Short task:
Collect every line that includes the string "only".

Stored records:
-=-=-=-=-
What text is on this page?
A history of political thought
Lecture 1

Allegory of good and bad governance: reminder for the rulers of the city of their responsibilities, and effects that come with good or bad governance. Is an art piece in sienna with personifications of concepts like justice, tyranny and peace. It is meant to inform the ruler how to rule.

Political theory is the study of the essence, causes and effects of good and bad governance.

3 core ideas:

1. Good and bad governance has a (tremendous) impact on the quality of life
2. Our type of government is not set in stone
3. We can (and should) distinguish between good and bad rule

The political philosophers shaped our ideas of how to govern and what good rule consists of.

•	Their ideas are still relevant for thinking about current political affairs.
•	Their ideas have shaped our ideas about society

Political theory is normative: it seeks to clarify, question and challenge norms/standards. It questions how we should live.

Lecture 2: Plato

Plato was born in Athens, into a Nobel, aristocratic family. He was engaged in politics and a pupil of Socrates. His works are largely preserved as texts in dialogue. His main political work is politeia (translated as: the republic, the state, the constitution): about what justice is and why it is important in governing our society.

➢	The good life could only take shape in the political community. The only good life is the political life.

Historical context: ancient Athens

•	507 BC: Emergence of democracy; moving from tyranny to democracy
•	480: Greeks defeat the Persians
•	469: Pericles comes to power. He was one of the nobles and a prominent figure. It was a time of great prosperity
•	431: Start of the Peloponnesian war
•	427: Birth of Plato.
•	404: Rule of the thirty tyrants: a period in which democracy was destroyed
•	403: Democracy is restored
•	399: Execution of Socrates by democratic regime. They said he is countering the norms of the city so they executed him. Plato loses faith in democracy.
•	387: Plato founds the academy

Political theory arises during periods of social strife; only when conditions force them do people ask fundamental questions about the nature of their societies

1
-=-=-=-=-
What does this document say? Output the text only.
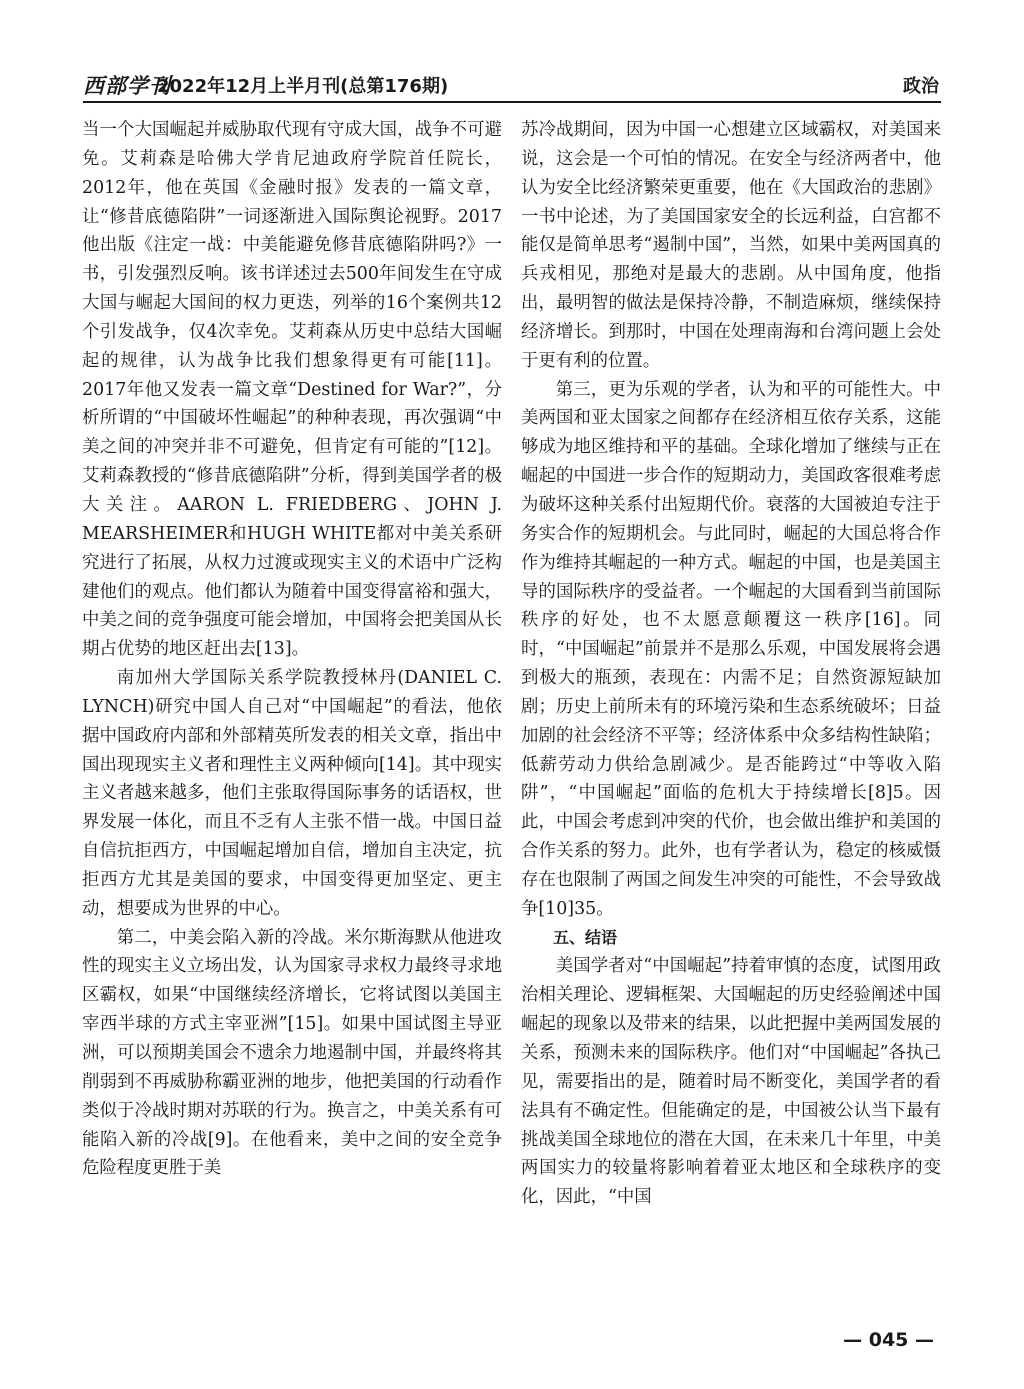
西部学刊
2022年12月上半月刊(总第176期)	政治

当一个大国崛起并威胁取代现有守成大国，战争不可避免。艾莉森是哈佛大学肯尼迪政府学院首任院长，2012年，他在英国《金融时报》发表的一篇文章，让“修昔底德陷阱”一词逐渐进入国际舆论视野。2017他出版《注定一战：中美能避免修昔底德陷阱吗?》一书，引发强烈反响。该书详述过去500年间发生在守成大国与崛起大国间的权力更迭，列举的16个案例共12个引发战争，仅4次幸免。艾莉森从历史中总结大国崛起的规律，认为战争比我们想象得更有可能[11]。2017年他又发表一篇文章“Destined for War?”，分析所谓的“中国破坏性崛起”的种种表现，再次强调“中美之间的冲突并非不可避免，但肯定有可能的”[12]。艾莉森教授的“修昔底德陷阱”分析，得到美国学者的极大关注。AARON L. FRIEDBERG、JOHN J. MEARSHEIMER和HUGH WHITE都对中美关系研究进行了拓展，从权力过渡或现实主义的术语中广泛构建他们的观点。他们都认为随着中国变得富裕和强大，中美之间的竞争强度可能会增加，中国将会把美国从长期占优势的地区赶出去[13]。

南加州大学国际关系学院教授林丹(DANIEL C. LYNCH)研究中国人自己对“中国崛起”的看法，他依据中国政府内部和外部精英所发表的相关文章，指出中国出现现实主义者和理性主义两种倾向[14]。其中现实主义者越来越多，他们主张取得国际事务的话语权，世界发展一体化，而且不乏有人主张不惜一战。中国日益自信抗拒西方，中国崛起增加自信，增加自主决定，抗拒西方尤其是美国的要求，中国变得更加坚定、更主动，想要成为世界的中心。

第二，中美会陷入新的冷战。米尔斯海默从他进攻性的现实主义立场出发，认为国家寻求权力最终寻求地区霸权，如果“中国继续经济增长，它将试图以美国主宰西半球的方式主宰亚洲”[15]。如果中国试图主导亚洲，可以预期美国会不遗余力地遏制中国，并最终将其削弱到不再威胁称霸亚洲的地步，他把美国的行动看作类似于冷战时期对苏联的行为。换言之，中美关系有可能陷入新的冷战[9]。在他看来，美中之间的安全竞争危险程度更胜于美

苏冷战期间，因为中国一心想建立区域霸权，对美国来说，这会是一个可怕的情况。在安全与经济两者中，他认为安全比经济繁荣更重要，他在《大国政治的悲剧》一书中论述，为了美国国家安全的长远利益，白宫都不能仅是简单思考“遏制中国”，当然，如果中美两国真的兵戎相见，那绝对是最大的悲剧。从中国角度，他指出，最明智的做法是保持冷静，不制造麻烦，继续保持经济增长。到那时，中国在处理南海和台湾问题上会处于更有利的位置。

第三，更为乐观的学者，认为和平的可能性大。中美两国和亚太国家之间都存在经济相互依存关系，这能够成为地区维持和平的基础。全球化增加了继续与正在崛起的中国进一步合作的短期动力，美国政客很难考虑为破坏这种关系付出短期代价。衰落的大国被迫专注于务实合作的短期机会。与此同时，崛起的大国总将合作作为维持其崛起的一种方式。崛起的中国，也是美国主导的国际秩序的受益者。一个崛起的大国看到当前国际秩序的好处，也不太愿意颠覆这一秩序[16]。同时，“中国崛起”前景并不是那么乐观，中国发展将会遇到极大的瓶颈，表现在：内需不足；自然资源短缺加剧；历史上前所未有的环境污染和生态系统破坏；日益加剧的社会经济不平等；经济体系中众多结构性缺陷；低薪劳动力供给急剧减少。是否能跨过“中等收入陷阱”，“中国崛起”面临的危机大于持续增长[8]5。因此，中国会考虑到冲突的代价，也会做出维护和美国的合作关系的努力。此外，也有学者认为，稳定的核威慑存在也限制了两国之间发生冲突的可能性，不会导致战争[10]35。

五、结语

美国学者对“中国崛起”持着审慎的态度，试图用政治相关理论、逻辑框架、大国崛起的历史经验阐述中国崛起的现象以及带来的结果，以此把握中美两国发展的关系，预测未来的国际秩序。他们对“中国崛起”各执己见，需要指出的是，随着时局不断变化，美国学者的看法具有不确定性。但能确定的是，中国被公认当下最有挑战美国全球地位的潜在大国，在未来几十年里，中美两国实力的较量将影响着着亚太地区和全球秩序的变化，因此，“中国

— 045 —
-=-=-=-=-
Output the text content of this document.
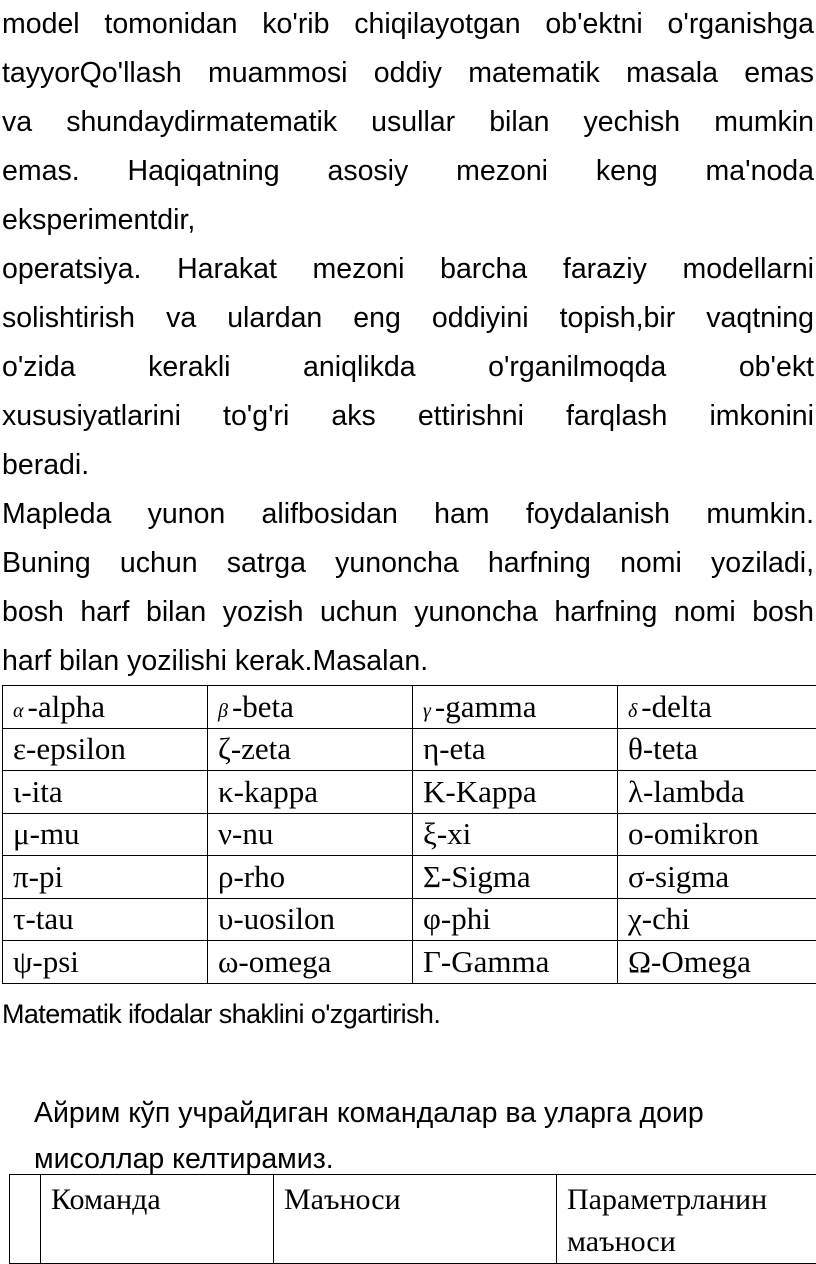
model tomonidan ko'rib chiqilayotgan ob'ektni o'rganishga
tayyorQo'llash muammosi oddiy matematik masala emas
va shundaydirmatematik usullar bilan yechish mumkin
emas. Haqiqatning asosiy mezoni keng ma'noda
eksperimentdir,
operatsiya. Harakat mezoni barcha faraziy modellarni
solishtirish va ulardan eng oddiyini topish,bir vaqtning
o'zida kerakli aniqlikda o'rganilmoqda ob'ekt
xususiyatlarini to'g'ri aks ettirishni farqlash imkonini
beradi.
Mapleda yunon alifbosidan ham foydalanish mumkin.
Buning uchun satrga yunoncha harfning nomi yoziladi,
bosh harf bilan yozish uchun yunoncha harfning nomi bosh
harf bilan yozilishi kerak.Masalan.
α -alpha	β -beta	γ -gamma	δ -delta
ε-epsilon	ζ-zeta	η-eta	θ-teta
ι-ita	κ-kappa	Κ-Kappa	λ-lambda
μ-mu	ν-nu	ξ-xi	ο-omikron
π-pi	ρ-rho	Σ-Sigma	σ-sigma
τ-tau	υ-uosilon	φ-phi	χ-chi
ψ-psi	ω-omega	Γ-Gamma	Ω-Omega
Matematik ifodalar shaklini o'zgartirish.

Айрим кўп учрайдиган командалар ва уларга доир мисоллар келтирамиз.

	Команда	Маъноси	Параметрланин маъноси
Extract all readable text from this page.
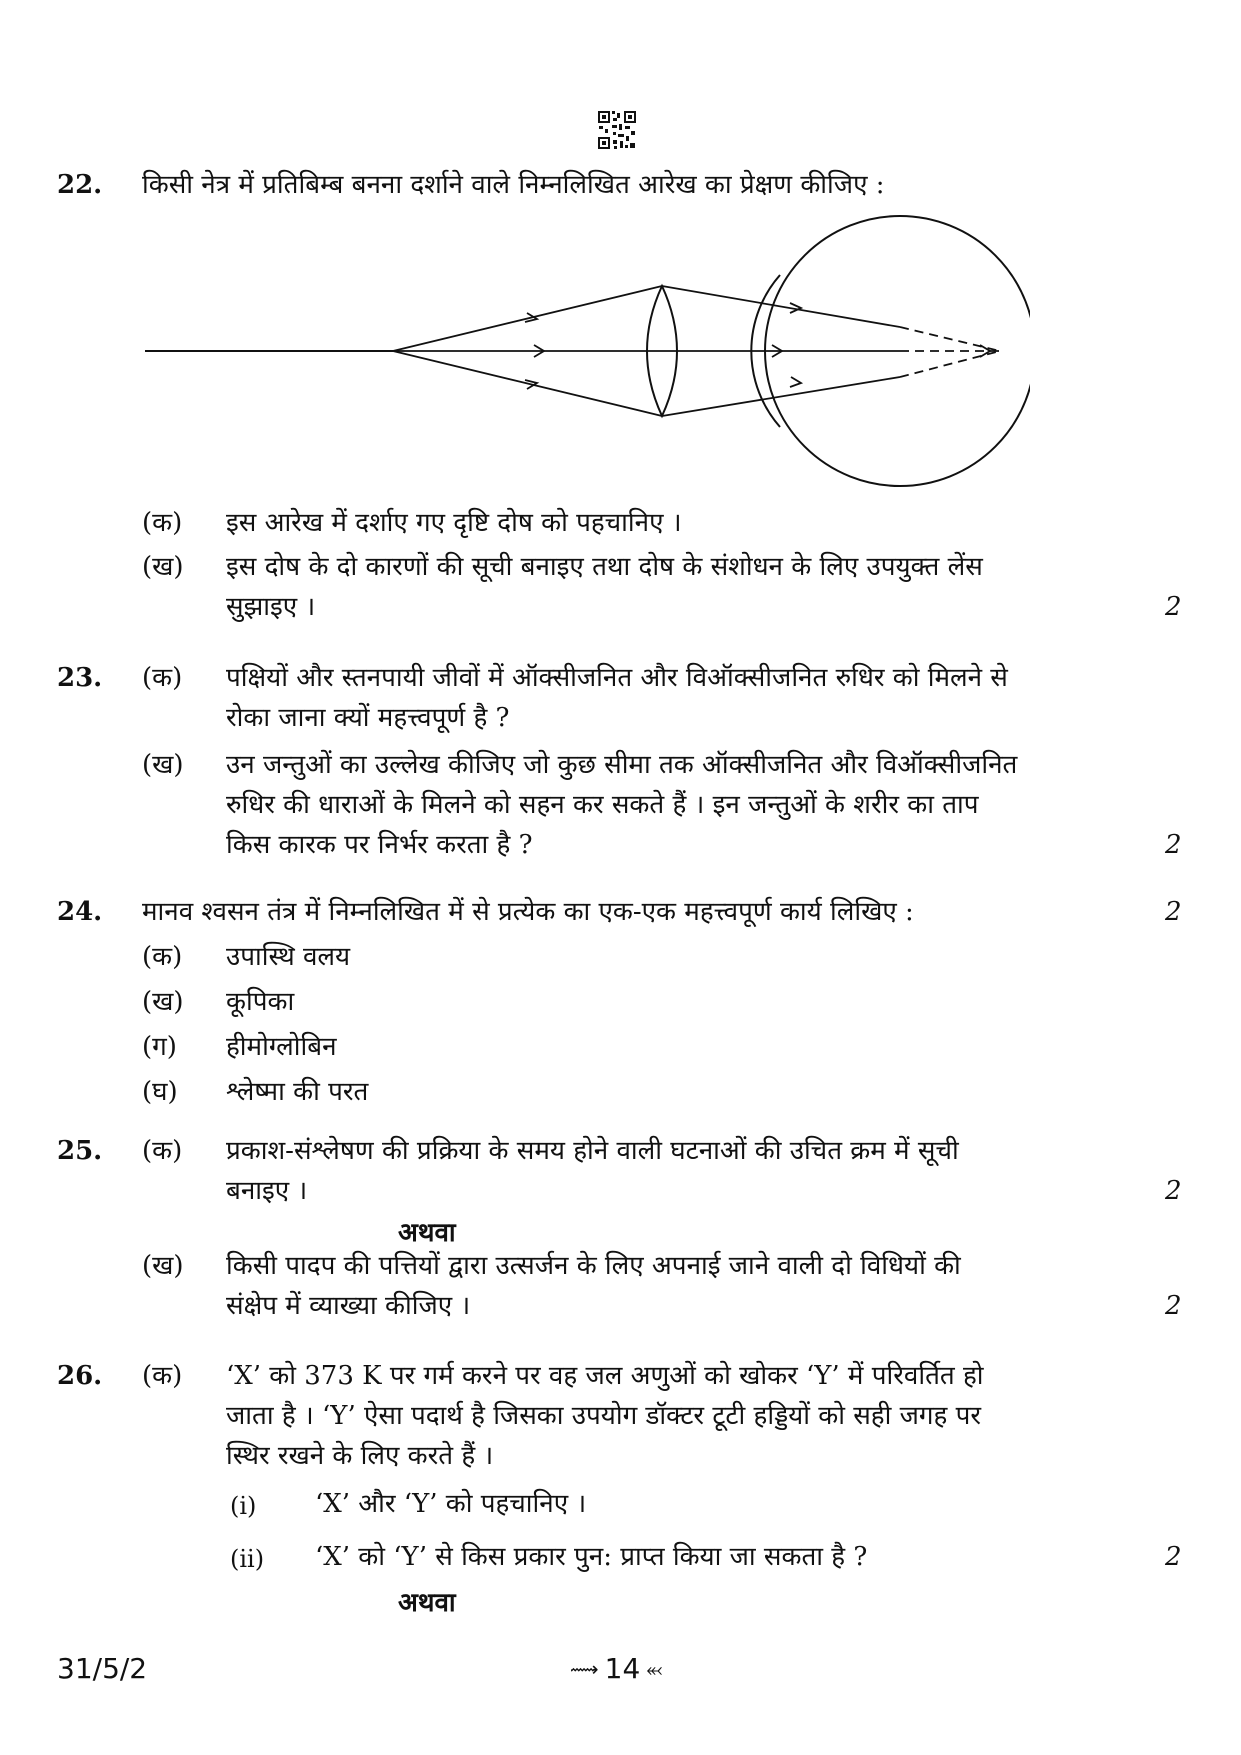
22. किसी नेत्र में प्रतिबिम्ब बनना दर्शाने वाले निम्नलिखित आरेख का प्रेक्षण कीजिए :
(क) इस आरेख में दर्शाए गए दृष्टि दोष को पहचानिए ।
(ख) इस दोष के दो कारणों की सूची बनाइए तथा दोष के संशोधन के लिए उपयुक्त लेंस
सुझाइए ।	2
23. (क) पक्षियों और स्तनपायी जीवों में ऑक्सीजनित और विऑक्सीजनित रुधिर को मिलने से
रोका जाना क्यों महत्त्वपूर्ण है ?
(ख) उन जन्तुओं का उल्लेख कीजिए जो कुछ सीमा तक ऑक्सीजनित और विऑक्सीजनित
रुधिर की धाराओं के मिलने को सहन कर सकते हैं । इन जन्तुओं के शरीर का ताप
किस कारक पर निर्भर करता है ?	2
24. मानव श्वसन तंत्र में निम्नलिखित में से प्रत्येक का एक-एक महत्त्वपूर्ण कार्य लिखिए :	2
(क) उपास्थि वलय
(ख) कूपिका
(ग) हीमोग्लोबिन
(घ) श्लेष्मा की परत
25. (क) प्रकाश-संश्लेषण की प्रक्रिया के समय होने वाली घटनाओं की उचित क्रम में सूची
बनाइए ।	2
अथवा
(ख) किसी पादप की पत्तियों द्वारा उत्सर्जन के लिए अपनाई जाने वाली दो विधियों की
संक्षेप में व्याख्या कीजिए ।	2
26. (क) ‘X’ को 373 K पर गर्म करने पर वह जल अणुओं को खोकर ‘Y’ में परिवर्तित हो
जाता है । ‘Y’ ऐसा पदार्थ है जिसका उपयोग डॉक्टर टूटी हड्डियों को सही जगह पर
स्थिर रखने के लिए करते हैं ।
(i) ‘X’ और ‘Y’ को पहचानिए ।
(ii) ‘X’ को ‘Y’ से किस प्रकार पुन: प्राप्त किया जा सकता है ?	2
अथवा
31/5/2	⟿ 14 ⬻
-=-=-=-=-
Problem solution:
➢	The good life could only take shape in the political community. The only good life is the political life.
Political theory arises during periods of social strife; only when conditions force them do people ask fundamental questions about the nature of their societies
What does this document say? Output the text only.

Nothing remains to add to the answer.